── RECORDS TO USE
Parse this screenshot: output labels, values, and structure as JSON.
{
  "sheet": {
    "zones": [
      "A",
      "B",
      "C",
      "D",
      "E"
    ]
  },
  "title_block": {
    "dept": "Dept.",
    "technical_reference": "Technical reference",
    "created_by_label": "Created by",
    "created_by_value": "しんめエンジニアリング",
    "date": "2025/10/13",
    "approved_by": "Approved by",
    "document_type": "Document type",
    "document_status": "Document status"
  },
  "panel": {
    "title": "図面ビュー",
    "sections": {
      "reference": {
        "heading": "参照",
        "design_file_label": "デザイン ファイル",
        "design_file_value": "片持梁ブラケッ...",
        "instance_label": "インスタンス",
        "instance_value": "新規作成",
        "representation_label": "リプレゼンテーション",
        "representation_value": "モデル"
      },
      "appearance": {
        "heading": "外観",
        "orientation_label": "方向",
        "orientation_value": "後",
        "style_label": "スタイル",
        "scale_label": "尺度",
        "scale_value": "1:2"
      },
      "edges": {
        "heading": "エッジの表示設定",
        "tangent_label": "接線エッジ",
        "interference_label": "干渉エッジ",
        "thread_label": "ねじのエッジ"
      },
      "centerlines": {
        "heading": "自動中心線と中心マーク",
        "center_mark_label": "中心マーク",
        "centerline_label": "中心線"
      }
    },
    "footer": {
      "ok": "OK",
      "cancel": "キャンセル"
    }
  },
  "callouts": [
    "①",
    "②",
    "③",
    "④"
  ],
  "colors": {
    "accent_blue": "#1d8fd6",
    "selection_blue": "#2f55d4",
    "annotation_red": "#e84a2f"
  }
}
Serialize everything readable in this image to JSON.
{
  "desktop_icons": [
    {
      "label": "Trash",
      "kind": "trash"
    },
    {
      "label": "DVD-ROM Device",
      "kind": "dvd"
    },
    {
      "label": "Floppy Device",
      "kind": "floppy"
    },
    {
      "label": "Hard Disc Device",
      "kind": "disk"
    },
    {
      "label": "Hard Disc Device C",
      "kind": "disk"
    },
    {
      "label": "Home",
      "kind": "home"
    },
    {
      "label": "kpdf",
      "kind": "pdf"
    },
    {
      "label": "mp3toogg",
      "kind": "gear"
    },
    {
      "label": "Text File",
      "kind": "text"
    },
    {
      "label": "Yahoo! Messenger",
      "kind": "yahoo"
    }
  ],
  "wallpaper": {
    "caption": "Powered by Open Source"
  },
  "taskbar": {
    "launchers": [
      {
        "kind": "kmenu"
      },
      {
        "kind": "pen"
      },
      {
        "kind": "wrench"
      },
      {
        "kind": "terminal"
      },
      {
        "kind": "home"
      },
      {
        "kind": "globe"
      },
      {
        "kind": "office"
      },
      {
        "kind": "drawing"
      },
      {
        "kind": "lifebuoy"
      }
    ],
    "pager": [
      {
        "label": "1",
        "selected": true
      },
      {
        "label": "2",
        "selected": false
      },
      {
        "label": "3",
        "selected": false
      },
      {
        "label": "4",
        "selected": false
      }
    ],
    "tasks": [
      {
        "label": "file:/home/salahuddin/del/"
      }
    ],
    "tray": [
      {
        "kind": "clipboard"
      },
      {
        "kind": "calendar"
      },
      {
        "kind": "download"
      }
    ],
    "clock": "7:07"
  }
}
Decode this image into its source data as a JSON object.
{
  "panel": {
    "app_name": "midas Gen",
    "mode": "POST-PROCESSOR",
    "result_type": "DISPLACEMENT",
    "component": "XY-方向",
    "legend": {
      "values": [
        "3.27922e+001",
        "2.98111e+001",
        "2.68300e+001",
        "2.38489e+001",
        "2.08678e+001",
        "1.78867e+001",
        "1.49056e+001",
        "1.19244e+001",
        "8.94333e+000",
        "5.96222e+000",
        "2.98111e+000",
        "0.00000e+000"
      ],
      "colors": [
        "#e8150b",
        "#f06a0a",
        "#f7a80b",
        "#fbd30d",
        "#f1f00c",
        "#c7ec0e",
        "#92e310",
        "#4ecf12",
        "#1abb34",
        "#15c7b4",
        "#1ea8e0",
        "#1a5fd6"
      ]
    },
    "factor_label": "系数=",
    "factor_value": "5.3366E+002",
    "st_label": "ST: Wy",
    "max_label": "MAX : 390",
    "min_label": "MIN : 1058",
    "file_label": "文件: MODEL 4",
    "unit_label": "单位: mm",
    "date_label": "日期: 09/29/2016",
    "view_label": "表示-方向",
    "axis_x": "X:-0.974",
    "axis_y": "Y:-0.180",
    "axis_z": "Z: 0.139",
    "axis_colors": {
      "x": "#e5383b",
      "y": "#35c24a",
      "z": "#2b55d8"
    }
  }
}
────
▶ [GIVEN EXERCISE]: Where a line holds "Disc", copy it out.

▶ [OUTPUT FOR THIS TASK]:
      "label": "Hard Disc Device",
      "label": "Hard Disc Device C",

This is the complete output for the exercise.